> **Written task**: Copy out every line containing the word "title".

- - - -

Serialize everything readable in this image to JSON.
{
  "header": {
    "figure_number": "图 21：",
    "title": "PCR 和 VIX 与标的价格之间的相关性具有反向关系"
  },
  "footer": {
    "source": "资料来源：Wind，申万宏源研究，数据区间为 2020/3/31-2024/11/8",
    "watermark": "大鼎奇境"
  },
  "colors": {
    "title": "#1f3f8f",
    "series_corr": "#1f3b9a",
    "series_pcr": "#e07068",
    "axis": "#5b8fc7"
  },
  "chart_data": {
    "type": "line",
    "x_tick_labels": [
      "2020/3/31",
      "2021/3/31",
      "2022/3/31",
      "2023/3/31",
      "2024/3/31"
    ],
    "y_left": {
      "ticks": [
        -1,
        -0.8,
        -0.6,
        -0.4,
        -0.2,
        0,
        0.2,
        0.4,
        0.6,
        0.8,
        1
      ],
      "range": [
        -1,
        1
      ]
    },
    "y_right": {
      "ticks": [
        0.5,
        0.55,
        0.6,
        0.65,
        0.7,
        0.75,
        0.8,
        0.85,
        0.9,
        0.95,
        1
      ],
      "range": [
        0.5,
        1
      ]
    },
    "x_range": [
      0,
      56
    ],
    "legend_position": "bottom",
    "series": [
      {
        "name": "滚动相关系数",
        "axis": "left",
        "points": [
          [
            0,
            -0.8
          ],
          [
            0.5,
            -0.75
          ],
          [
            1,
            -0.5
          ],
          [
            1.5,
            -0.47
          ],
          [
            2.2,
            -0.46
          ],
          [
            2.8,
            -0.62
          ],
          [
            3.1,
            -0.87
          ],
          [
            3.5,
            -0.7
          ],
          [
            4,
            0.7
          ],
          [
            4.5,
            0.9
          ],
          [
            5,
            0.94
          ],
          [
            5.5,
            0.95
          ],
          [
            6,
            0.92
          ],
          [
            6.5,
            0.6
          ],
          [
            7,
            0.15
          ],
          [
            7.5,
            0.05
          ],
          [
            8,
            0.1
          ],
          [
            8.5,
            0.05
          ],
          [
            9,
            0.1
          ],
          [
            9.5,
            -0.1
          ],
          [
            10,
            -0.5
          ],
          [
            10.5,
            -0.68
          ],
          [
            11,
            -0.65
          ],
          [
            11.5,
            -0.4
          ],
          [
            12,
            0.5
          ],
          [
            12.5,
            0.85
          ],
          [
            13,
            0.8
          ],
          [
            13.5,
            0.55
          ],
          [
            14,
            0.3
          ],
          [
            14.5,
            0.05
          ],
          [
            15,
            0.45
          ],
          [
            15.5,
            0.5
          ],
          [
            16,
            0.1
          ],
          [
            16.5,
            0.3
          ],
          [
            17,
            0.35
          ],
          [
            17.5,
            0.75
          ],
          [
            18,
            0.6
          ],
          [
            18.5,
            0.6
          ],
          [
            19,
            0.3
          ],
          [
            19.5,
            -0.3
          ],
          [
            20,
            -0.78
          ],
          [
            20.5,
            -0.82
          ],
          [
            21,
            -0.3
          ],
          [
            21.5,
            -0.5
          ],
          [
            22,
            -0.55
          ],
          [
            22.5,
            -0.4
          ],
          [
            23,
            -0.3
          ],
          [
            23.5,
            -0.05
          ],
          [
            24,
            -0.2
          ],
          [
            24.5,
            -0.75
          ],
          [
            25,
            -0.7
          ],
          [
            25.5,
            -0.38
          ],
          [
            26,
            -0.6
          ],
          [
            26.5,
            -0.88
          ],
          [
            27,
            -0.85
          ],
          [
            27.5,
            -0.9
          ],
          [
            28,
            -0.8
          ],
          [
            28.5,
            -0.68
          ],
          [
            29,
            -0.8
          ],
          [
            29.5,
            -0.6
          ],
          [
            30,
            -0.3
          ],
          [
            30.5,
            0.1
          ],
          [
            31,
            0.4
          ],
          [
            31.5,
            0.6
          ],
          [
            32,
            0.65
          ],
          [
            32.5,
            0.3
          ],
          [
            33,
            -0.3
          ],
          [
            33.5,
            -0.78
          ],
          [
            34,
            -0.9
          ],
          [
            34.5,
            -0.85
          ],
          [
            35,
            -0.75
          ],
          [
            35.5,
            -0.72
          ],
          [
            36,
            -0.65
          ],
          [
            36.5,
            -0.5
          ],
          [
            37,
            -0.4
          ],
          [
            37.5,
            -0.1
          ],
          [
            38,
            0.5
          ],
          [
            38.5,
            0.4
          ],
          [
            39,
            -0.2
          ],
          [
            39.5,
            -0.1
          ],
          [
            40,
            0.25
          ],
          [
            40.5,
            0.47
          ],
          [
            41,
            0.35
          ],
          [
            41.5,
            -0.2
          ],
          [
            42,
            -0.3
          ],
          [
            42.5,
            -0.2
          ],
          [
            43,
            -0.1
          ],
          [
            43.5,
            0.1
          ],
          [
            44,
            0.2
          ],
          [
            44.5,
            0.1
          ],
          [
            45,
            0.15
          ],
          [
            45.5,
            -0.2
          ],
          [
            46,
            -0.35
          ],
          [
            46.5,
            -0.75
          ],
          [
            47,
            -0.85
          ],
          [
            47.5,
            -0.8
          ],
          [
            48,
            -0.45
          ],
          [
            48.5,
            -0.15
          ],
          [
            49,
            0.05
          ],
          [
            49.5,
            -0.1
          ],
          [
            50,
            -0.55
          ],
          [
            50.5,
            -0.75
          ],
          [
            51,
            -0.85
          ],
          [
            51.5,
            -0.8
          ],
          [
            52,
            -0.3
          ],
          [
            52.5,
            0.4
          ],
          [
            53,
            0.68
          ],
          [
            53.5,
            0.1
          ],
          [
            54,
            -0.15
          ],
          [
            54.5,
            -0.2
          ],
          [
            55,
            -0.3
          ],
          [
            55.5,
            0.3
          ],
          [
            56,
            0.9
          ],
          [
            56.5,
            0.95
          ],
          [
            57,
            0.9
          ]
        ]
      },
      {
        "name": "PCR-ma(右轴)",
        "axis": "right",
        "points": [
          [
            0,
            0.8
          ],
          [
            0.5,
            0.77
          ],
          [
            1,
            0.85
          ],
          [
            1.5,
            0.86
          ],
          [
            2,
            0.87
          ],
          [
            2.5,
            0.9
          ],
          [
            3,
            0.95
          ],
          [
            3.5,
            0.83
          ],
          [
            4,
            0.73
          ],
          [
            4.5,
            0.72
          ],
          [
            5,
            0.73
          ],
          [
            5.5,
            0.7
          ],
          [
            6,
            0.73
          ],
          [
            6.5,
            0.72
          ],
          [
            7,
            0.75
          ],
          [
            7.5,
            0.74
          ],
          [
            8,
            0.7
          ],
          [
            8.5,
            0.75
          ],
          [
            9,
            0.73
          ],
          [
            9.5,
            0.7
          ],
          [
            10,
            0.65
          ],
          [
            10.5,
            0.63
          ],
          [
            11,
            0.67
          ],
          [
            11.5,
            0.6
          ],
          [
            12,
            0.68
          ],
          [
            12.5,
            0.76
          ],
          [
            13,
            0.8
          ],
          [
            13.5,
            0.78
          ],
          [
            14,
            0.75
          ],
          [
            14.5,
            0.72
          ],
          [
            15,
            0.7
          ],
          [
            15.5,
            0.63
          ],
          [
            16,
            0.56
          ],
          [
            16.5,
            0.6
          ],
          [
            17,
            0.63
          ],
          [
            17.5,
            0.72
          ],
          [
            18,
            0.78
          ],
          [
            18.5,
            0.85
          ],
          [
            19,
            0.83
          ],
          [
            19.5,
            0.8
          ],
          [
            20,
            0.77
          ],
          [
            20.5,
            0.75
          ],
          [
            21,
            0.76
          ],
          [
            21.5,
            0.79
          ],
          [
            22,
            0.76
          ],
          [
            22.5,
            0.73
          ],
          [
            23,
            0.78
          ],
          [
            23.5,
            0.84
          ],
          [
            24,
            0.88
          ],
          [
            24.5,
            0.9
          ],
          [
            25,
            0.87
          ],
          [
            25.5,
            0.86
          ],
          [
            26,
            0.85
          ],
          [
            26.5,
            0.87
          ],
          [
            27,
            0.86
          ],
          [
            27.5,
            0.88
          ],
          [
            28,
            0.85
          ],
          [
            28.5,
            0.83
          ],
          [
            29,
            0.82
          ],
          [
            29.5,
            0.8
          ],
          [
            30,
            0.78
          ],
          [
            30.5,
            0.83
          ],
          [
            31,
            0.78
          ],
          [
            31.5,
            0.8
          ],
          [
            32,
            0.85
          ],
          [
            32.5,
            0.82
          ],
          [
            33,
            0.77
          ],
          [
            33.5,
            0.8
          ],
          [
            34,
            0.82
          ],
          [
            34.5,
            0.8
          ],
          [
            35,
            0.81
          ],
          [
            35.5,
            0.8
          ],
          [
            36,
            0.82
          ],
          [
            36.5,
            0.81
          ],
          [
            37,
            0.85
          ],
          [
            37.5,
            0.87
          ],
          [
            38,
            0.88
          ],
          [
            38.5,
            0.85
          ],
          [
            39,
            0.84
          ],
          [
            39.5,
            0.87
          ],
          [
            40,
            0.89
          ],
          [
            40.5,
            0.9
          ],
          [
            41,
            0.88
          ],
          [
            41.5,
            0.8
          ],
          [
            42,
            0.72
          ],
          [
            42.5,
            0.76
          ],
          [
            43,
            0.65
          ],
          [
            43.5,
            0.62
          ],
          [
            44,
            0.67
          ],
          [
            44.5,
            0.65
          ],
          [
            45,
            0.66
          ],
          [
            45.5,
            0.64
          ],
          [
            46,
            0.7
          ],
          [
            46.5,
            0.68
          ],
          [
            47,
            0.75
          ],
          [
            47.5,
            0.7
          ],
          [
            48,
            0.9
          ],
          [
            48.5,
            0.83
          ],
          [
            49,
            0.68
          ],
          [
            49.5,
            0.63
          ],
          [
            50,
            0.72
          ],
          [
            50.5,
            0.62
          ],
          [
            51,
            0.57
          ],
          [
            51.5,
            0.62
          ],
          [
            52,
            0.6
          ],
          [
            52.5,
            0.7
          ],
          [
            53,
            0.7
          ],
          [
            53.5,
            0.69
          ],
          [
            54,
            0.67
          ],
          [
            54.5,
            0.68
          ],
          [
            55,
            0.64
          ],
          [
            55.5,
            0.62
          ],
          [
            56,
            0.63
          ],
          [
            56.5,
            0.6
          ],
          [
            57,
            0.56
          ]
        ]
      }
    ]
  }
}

- - - -

> **Answer to this exercise**:
    "title": "PCR 和 VIX 与标的价格之间的相关性具有反向关系"
    "title": "#1f3f8f",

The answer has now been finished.